**Work to do**
Select every line below containing the word "square".

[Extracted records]
►

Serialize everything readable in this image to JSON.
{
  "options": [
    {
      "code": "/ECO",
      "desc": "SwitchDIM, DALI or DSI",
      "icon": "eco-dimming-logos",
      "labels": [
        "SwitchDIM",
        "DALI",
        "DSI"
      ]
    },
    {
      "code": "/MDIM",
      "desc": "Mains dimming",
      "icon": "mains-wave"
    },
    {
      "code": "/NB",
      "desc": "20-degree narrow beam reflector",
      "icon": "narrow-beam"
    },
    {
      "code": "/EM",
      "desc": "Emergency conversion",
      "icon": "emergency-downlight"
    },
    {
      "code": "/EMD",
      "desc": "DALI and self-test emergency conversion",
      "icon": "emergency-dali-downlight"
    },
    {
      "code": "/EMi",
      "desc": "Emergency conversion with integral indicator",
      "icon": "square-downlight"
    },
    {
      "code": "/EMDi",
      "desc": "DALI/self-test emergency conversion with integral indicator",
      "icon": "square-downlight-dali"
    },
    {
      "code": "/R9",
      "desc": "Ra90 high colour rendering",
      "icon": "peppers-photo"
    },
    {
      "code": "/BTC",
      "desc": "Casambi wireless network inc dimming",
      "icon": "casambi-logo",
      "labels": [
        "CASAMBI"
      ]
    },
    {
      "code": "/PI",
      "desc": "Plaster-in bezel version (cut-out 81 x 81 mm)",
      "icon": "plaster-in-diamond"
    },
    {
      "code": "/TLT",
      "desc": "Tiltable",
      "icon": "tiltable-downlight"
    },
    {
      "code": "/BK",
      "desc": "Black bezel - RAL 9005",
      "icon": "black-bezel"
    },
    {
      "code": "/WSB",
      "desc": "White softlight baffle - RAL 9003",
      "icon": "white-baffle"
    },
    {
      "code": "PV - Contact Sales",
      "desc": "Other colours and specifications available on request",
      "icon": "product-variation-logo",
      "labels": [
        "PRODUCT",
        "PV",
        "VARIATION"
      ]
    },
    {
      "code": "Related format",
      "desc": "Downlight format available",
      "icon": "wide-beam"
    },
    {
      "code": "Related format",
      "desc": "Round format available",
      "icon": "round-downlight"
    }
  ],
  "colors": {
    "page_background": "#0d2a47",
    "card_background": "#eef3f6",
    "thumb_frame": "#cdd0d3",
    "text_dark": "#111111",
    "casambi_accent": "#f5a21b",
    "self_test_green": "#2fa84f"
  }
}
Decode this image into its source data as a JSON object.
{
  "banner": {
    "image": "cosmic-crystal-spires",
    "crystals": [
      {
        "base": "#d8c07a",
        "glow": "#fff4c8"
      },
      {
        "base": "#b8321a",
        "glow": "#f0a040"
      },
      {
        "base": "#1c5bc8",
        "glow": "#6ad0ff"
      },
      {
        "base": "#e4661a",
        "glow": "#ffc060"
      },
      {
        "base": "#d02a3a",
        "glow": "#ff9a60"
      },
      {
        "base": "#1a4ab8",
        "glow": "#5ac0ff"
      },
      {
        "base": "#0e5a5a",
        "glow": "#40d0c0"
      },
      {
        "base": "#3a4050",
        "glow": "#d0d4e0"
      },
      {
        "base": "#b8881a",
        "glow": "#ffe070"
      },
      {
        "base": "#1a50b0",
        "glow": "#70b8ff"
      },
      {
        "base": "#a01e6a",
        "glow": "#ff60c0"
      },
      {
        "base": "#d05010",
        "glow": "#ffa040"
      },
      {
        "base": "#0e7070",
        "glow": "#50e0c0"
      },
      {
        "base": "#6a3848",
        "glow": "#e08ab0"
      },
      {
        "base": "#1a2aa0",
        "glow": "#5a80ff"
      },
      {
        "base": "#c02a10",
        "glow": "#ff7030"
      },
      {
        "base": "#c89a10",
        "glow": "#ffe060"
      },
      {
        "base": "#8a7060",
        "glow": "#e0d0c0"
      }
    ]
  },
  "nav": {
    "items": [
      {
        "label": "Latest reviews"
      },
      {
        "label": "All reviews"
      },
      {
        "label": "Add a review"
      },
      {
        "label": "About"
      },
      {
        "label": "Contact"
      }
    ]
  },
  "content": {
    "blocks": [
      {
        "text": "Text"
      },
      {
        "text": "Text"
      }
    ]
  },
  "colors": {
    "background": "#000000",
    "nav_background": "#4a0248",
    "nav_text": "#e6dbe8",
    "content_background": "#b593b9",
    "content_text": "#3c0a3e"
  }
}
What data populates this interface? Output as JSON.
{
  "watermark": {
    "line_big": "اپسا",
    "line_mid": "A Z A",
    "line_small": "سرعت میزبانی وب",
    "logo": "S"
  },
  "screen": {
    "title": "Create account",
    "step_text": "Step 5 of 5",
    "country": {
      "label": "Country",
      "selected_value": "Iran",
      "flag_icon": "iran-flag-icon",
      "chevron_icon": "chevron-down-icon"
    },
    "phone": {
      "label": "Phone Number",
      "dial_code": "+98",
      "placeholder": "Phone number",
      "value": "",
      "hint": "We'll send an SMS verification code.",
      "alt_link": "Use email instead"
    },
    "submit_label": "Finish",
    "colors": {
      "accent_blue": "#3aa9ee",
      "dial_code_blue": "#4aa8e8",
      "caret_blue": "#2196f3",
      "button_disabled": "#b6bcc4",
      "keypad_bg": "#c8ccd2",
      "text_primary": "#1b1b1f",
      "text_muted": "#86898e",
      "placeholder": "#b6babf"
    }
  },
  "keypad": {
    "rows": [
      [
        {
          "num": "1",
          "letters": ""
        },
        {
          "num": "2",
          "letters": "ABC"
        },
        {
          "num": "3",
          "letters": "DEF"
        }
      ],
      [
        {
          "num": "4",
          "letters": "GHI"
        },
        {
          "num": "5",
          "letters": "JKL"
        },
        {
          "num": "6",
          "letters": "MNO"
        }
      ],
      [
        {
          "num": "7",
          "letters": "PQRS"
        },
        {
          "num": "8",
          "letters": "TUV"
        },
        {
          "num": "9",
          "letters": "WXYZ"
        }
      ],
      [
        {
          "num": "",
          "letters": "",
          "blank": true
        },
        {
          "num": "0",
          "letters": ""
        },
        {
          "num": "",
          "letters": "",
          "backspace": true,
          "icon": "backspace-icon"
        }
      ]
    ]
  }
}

◄

**Response to this task**
      "icon": "square-downlight"
      "icon": "square-downlight-dali"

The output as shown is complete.